__What is asked__
Copy the entries below word for word, starting from the first line and stopping after the line that contains "sidebar-item-label: User management".
### Data
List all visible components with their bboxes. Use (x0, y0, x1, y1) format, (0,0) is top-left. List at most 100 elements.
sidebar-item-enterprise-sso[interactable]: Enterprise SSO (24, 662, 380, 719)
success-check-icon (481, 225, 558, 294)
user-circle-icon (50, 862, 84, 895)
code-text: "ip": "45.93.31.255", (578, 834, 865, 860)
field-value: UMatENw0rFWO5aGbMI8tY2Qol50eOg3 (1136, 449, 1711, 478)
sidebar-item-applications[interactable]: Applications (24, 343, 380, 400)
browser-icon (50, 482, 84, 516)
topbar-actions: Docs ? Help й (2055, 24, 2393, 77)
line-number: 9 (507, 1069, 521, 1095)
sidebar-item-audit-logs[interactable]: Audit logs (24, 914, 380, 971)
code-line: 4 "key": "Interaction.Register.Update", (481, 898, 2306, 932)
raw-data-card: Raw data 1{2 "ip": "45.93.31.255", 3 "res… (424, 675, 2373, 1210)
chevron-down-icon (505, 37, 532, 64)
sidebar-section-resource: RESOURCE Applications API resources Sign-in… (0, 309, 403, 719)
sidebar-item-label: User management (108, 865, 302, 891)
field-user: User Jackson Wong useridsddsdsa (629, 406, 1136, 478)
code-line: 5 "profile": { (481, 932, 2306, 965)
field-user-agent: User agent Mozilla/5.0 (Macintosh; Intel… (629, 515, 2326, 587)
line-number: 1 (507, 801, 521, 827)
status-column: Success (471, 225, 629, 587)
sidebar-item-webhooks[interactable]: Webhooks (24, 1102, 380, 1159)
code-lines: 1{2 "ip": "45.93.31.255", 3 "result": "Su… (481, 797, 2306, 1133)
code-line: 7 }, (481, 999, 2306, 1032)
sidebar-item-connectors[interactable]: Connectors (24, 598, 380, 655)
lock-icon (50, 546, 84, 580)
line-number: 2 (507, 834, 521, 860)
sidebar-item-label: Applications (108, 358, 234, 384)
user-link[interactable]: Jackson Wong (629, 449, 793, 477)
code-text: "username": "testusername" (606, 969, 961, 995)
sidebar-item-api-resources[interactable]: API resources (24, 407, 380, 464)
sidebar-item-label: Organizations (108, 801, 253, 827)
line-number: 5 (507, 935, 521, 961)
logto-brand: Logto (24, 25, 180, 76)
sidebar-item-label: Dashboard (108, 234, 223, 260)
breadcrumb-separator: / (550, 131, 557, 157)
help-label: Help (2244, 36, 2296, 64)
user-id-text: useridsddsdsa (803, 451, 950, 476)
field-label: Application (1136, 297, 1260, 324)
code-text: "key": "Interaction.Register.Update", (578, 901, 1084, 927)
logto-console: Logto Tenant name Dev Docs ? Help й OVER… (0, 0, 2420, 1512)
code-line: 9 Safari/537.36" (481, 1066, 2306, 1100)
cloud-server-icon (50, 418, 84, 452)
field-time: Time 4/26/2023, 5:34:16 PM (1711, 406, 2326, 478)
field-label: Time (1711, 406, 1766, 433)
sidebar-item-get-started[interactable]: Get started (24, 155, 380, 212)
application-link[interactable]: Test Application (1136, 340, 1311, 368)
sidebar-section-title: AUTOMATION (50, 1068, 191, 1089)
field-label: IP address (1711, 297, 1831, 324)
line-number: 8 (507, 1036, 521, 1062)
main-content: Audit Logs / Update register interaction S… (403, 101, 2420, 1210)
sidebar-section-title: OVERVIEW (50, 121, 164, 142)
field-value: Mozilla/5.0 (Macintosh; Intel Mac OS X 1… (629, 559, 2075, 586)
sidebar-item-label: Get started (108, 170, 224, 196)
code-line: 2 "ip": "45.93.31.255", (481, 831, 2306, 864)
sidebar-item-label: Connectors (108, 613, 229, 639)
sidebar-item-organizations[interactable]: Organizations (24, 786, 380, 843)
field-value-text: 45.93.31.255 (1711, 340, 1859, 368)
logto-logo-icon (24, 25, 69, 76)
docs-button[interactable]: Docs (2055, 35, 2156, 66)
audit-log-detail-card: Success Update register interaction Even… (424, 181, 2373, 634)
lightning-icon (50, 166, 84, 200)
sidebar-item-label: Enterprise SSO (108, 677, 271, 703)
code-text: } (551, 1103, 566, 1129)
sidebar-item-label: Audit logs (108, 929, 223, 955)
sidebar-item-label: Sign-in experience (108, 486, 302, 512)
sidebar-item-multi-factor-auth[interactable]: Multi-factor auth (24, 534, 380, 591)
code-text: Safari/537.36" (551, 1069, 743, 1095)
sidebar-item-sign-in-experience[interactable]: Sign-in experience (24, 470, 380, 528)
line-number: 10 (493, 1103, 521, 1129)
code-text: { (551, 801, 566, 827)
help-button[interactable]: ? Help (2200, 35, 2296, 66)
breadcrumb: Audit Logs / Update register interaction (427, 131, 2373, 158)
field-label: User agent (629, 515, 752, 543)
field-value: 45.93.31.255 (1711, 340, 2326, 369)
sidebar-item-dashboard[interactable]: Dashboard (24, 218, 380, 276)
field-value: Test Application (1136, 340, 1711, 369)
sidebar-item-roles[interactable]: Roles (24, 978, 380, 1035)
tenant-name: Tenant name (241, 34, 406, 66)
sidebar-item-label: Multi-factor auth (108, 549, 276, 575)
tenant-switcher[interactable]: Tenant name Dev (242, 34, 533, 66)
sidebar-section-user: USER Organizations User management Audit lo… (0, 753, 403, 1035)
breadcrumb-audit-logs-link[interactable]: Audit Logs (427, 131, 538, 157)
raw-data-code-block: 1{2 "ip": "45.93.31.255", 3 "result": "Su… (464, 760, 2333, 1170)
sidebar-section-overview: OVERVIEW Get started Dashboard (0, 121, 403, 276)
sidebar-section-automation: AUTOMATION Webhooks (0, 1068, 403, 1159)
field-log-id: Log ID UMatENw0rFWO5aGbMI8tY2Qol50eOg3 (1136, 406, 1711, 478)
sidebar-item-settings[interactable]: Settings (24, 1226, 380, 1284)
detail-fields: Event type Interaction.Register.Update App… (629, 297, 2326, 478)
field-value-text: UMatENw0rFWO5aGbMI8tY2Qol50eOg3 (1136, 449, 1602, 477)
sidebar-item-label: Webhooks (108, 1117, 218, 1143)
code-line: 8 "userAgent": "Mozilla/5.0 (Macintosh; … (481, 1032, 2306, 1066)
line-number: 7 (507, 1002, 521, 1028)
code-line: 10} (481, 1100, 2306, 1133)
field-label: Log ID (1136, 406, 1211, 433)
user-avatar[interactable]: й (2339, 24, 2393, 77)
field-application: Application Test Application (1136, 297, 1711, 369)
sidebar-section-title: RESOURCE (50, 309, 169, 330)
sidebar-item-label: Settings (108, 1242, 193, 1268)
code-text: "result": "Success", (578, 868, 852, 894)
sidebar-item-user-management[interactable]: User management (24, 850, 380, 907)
######
__Output for this task__
List all visible components with their bboxes. Use (x0, y0, x1, y1) format, (0,0) is top-left. List at most 100 elements.
sidebar-item-enterprise-sso[interactable]: Enterprise SSO (24, 662, 380, 719)
success-check-icon (481, 225, 558, 294)
user-circle-icon (50, 862, 84, 895)
code-text: "ip": "45.93.31.255", (578, 834, 865, 860)
field-value: UMatENw0rFWO5aGbMI8tY2Qol50eOg3 (1136, 449, 1711, 478)
sidebar-item-applications[interactable]: Applications (24, 343, 380, 400)
browser-icon (50, 482, 84, 516)
topbar-actions: Docs ? Help й (2055, 24, 2393, 77)
line-number: 9 (507, 1069, 521, 1095)
sidebar-item-audit-logs[interactable]: Audit logs (24, 914, 380, 971)
code-line: 4 "key": "Interaction.Register.Update", (481, 898, 2306, 932)
raw-data-card: Raw data 1{2 "ip": "45.93.31.255", 3 "res… (424, 675, 2373, 1210)
chevron-down-icon (505, 37, 532, 64)
sidebar-section-resource: RESOURCE Applications API resources Sign-in… (0, 309, 403, 719)
sidebar-item-label: User management (108, 865, 302, 891)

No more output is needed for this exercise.